* [Set exercise]:
Work through the data below line by line and say how many lines hold "here"; give only the number.

--- start of Supplied data ---

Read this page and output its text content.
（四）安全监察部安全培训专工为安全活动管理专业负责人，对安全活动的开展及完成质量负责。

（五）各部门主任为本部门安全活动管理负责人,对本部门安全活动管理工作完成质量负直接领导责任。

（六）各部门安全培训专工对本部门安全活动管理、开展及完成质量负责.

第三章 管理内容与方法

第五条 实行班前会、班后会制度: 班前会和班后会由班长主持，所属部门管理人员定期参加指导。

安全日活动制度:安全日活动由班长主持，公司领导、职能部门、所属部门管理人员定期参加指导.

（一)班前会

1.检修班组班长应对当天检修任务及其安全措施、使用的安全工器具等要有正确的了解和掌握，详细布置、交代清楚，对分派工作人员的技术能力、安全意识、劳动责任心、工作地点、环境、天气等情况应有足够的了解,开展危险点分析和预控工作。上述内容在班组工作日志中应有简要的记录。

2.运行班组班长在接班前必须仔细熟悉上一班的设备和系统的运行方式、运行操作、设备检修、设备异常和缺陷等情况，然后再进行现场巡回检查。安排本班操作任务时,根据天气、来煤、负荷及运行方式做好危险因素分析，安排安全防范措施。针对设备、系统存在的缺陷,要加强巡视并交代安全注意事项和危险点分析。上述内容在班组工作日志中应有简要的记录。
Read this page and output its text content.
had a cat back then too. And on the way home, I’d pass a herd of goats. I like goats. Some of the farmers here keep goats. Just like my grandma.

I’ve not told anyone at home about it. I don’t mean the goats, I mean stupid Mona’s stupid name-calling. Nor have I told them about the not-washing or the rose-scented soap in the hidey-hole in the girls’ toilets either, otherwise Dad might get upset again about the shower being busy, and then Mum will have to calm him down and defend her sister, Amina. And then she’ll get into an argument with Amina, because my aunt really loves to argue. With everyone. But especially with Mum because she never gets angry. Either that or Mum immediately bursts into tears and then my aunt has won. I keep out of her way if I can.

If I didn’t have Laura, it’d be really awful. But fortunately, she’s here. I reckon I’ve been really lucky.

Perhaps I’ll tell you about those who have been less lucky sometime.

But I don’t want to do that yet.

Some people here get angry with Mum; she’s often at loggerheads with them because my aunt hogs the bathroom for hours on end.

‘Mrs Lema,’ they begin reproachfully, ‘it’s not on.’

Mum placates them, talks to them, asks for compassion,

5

--- end of Supplied data ---
--- start of Supplied data ---

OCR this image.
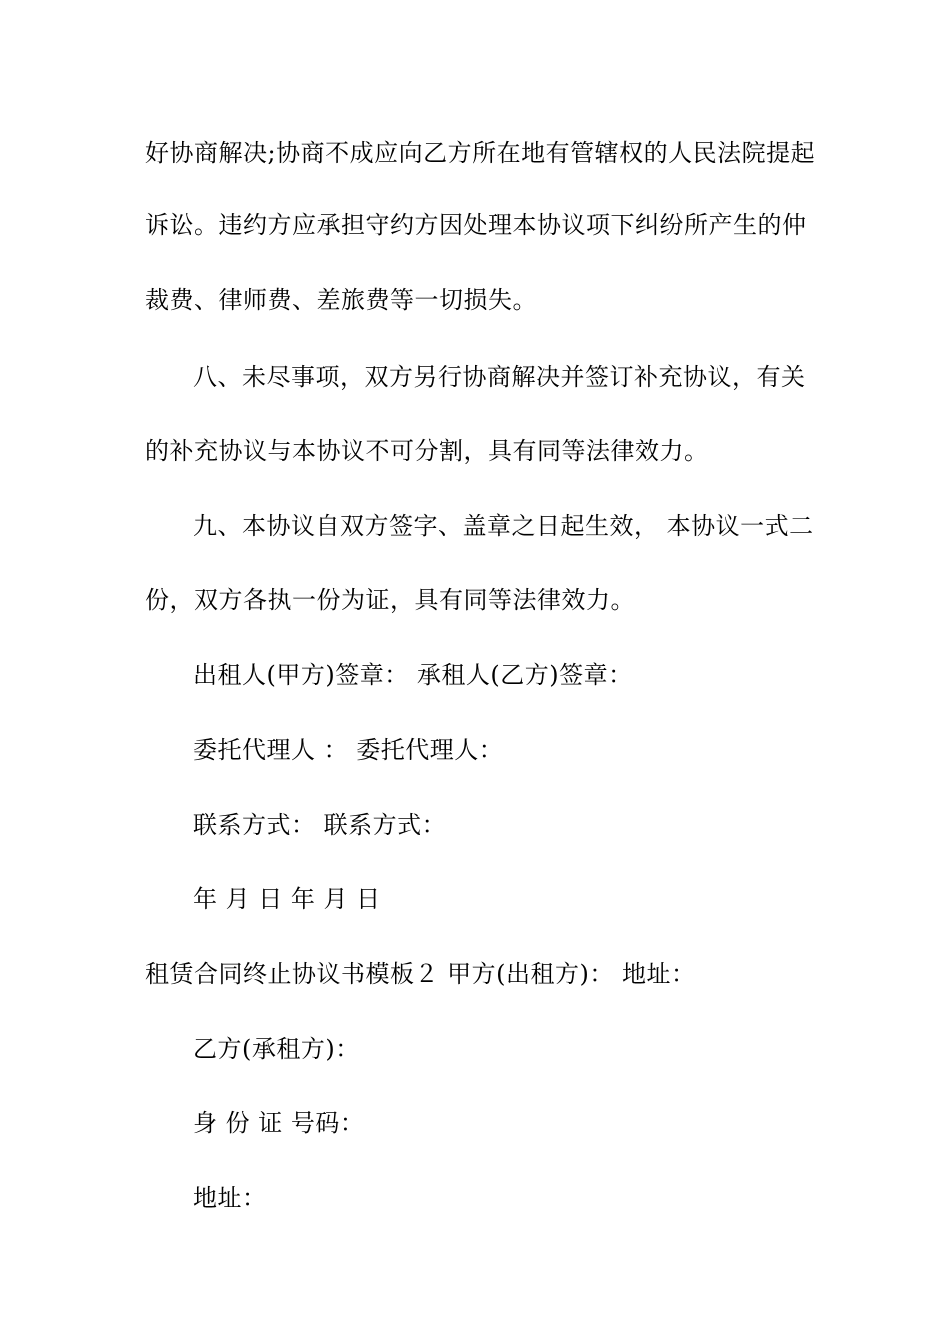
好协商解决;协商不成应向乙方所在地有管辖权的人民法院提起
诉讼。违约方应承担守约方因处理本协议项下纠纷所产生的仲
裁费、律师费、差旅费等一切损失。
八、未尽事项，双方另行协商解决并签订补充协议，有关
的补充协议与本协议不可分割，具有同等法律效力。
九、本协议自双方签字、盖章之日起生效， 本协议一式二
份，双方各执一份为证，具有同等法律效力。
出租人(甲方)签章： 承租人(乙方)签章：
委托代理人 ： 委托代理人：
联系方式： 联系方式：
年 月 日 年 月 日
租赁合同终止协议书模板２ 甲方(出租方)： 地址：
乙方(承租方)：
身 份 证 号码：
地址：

--- end of Supplied data ---

* [Solved problem]:
3